Pick every line with "Server" from the material below.

⁂

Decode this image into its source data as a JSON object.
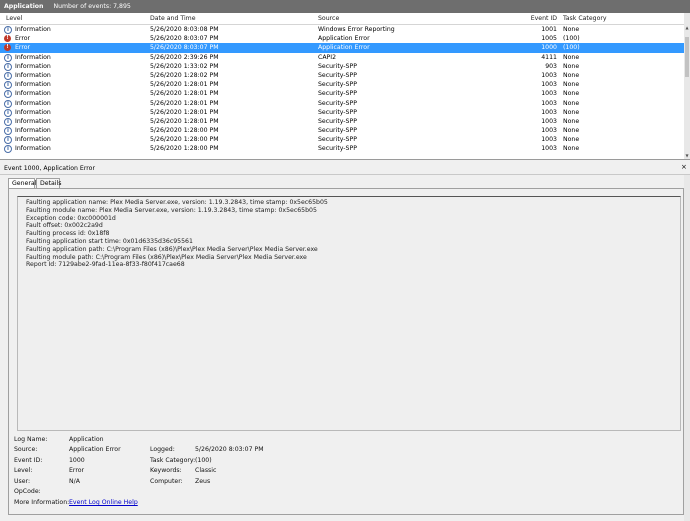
{
  "titlebar": {
    "title": "Application",
    "event_count": "Number of events: 7,895"
  },
  "columns": {
    "level": "Level",
    "date": "Date and Time",
    "source": "Source",
    "event_id": "Event ID",
    "task_category": "Task Category"
  },
  "rows": [
    {
      "icon": "info-icon",
      "level": "Information",
      "date": "5/26/2020 8:03:08 PM",
      "source": "Windows Error Reporting",
      "event_id": "1001",
      "category": "None",
      "selected": false
    },
    {
      "icon": "error-icon",
      "level": "Error",
      "date": "5/26/2020 8:03:07 PM",
      "source": "Application Error",
      "event_id": "1005",
      "category": "(100)",
      "selected": false
    },
    {
      "icon": "error-icon",
      "level": "Error",
      "date": "5/26/2020 8:03:07 PM",
      "source": "Application Error",
      "event_id": "1000",
      "category": "(100)",
      "selected": true
    },
    {
      "icon": "info-icon",
      "level": "Information",
      "date": "5/26/2020 2:39:26 PM",
      "source": "CAPI2",
      "event_id": "4111",
      "category": "None",
      "selected": false
    },
    {
      "icon": "info-icon",
      "level": "Information",
      "date": "5/26/2020 1:33:02 PM",
      "source": "Security-SPP",
      "event_id": "903",
      "category": "None",
      "selected": false
    },
    {
      "icon": "info-icon",
      "level": "Information",
      "date": "5/26/2020 1:28:02 PM",
      "source": "Security-SPP",
      "event_id": "1003",
      "category": "None",
      "selected": false
    },
    {
      "icon": "info-icon",
      "level": "Information",
      "date": "5/26/2020 1:28:01 PM",
      "source": "Security-SPP",
      "event_id": "1003",
      "category": "None",
      "selected": false
    },
    {
      "icon": "info-icon",
      "level": "Information",
      "date": "5/26/2020 1:28:01 PM",
      "source": "Security-SPP",
      "event_id": "1003",
      "category": "None",
      "selected": false
    },
    {
      "icon": "info-icon",
      "level": "Information",
      "date": "5/26/2020 1:28:01 PM",
      "source": "Security-SPP",
      "event_id": "1003",
      "category": "None",
      "selected": false
    },
    {
      "icon": "info-icon",
      "level": "Information",
      "date": "5/26/2020 1:28:01 PM",
      "source": "Security-SPP",
      "event_id": "1003",
      "category": "None",
      "selected": false
    },
    {
      "icon": "info-icon",
      "level": "Information",
      "date": "5/26/2020 1:28:01 PM",
      "source": "Security-SPP",
      "event_id": "1003",
      "category": "None",
      "selected": false
    },
    {
      "icon": "info-icon",
      "level": "Information",
      "date": "5/26/2020 1:28:00 PM",
      "source": "Security-SPP",
      "event_id": "1003",
      "category": "None",
      "selected": false
    },
    {
      "icon": "info-icon",
      "level": "Information",
      "date": "5/26/2020 1:28:00 PM",
      "source": "Security-SPP",
      "event_id": "1003",
      "category": "None",
      "selected": false
    },
    {
      "icon": "info-icon",
      "level": "Information",
      "date": "5/26/2020 1:28:00 PM",
      "source": "Security-SPP",
      "event_id": "1003",
      "category": "None",
      "selected": false
    }
  ],
  "detail": {
    "title": "Event 1000, Application Error",
    "close": "×",
    "tabs": {
      "general": "General",
      "details": "Details"
    },
    "description": [
      "Faulting application name: Plex Media Server.exe, version: 1.19.3.2843, time stamp: 0x5ec65b05",
      "Faulting module name: Plex Media Server.exe, version: 1.19.3.2843, time stamp: 0x5ec65b05",
      "Exception code: 0xc000001d",
      "Fault offset: 0x002c2a9d",
      "Faulting process id: 0x18f8",
      "Faulting application start time: 0x01d6335d36c95561",
      "Faulting application path: C:\\Program Files (x86)\\Plex\\Plex Media Server\\Plex Media Server.exe",
      "Faulting module path: C:\\Program Files (x86)\\Plex\\Plex Media Server\\Plex Media Server.exe",
      "Report Id: 7129abe2-9fad-11ea-8f33-f80f417cae68"
    ],
    "fields": {
      "log_name_label": "Log Name:",
      "log_name": "Application",
      "source_label": "Source:",
      "source": "Application Error",
      "logged_label": "Logged:",
      "logged": "5/26/2020 8:03:07 PM",
      "event_id_label": "Event ID:",
      "event_id": "1000",
      "task_cat_label": "Task Category:",
      "task_cat": "(100)",
      "level_label": "Level:",
      "level": "Error",
      "keywords_label": "Keywords:",
      "keywords": "Classic",
      "user_label": "User:",
      "user": "N/A",
      "computer_label": "Computer:",
      "computer": "Zeus",
      "opcode_label": "OpCode:",
      "more_info_label": "More Information:",
      "more_info_link": "Event Log Online Help"
    }
  }
}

⁂

**FULL RESPONSE:**
      "Faulting application name: Plex Media Server.exe, version: 1.19.3.2843, time stamp: 0x5ec65b05",
      "Faulting module name: Plex Media Server.exe, version: 1.19.3.2843, time stamp: 0x5ec65b05",
      "Faulting application path: C:\\Program Files (x86)\\Plex\\Plex Media Server\\Plex Media Server.exe",
      "Faulting module path: C:\\Program Files (x86)\\Plex\\Plex Media Server\\Plex Media Server.exe",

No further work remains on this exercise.